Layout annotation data
##############################
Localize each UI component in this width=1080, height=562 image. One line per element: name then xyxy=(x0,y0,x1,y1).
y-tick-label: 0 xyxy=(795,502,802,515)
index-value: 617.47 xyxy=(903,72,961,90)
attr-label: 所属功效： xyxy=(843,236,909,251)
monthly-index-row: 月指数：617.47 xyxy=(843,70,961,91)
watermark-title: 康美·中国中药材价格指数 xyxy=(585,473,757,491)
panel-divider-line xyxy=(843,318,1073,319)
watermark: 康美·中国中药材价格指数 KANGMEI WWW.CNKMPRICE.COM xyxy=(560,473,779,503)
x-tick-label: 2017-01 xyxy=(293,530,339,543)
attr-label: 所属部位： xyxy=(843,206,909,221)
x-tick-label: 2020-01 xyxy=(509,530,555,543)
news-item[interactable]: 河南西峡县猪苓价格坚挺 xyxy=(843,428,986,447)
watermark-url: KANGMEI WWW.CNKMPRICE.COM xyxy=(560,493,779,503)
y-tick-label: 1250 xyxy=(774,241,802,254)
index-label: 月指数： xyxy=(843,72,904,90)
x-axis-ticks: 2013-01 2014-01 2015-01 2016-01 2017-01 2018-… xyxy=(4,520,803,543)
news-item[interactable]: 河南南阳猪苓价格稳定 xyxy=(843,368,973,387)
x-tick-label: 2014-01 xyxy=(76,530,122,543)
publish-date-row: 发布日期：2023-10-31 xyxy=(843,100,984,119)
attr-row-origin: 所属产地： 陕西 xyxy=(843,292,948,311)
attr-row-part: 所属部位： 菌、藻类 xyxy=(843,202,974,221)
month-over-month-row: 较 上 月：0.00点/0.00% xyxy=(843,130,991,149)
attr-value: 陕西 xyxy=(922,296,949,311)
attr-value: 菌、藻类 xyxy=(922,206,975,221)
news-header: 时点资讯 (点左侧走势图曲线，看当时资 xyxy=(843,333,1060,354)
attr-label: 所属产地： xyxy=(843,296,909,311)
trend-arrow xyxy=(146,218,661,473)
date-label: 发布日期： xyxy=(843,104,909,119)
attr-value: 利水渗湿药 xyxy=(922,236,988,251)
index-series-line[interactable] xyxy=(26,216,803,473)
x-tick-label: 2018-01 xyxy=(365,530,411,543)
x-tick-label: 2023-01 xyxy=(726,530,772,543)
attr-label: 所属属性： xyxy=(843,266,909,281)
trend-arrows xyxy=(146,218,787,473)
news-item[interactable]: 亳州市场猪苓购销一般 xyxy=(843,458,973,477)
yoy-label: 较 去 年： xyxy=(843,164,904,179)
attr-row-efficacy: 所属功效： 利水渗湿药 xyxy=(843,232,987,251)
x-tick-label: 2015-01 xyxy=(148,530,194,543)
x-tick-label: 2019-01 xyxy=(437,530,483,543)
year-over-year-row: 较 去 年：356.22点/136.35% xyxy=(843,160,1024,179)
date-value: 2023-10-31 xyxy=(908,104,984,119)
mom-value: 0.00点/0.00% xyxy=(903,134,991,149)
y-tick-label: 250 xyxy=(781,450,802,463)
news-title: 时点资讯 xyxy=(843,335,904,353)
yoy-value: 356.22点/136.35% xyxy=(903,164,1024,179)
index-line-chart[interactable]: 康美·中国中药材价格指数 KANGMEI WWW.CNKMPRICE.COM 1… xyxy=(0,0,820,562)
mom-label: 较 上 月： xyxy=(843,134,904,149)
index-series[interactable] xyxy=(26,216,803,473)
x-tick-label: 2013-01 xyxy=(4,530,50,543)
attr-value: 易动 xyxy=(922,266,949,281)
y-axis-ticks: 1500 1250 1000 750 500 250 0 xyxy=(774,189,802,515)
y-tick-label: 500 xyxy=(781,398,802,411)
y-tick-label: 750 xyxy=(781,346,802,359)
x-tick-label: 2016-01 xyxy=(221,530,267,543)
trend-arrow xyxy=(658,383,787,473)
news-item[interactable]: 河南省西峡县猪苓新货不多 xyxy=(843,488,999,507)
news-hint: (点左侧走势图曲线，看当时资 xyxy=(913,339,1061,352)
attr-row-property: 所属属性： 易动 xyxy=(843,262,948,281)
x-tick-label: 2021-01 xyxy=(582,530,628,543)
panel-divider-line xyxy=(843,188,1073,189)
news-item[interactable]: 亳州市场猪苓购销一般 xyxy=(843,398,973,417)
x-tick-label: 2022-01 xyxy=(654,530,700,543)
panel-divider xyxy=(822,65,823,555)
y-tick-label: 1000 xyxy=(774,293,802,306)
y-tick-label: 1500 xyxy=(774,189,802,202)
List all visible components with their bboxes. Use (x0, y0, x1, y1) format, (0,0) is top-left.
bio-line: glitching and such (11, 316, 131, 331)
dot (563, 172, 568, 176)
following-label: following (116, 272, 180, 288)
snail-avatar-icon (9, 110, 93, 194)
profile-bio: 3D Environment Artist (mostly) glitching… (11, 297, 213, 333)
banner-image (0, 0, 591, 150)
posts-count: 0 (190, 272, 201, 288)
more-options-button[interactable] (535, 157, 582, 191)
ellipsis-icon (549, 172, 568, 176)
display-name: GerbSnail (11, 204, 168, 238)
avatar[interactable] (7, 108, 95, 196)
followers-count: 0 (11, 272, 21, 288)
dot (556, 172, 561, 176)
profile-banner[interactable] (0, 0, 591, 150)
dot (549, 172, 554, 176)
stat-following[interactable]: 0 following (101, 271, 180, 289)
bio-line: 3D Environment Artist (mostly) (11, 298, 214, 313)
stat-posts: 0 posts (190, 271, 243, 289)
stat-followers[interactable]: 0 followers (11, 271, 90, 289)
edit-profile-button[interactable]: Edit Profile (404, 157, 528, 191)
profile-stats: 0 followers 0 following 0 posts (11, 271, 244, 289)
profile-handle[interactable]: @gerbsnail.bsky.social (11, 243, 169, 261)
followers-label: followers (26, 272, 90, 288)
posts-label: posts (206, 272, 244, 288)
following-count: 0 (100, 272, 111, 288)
##############################
Please quote the records word for word, from their first line through the line that contains "news-item[interactable]: 河南西峡县猪苓价格坚挺 xyxy=(843,428,986,447)", including both ends.

Localize each UI component in this width=1080, height=562 image. One line per element: name then xyxy=(x0,y0,x1,y1).
y-tick-label: 0 xyxy=(795,502,802,515)
index-value: 617.47 xyxy=(903,72,961,90)
attr-label: 所属功效： xyxy=(843,236,909,251)
monthly-index-row: 月指数：617.47 xyxy=(843,70,961,91)
watermark-title: 康美·中国中药材价格指数 xyxy=(585,473,757,491)
panel-divider-line xyxy=(843,318,1073,319)
watermark: 康美·中国中药材价格指数 KANGMEI WWW.CNKMPRICE.COM xyxy=(560,473,779,503)
x-tick-label: 2017-01 xyxy=(293,530,339,543)
attr-label: 所属部位： xyxy=(843,206,909,221)
x-tick-label: 2020-01 xyxy=(509,530,555,543)
news-item[interactable]: 河南西峡县猪苓价格坚挺 xyxy=(843,428,986,447)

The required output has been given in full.